# TASK DIRECTIONS
Match on the string "bakteri" in the entries below and return every matching line.

(Stored records)
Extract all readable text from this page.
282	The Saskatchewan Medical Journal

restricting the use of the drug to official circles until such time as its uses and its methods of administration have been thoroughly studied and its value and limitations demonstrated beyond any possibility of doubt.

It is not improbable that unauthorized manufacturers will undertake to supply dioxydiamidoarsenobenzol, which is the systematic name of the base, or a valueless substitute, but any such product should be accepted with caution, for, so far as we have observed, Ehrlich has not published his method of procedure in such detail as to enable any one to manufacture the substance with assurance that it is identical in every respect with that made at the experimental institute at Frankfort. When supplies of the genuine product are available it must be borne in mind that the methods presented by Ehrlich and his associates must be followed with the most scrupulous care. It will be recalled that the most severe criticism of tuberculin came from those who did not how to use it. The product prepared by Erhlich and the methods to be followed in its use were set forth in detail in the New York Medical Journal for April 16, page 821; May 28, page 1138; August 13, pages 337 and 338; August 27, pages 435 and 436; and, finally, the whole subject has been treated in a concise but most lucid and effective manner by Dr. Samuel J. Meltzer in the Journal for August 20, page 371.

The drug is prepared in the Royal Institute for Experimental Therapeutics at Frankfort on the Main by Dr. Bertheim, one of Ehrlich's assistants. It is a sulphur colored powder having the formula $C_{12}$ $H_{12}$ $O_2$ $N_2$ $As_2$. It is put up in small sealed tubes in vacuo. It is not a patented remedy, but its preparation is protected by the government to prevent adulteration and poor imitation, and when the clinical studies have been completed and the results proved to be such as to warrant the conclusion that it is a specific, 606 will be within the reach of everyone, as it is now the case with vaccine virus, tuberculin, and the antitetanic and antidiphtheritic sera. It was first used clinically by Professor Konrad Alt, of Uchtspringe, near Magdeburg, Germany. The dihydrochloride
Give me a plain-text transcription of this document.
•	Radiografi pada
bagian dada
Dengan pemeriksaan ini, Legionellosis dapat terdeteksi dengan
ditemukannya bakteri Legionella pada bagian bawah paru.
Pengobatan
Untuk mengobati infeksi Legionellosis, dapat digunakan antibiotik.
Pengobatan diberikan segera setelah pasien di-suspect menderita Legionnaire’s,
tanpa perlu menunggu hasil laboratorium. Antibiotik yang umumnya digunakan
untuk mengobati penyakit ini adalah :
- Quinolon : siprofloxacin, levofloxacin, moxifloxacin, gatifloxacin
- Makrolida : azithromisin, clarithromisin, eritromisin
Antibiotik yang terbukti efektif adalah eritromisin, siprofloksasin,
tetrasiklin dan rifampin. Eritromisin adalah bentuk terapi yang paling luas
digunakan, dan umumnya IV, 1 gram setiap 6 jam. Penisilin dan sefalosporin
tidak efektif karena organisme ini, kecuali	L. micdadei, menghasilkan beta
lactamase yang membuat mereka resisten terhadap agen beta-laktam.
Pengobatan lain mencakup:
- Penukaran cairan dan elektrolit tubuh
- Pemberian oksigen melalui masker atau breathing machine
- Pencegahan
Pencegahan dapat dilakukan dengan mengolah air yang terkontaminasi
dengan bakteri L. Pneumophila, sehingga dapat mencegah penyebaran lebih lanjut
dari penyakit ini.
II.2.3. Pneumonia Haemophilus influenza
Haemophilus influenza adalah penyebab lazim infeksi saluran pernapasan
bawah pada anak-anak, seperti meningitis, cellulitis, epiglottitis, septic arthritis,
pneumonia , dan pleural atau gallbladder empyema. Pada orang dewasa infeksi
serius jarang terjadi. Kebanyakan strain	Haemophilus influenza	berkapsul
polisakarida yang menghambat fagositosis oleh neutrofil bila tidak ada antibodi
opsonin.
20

# EXERCISE ANSWER
ditemukannya bakteri Legionella pada bagian bawah paru.
dengan bakteri L. Pneumophila, sehingga dapat mencegah penyebaran lebih lanjut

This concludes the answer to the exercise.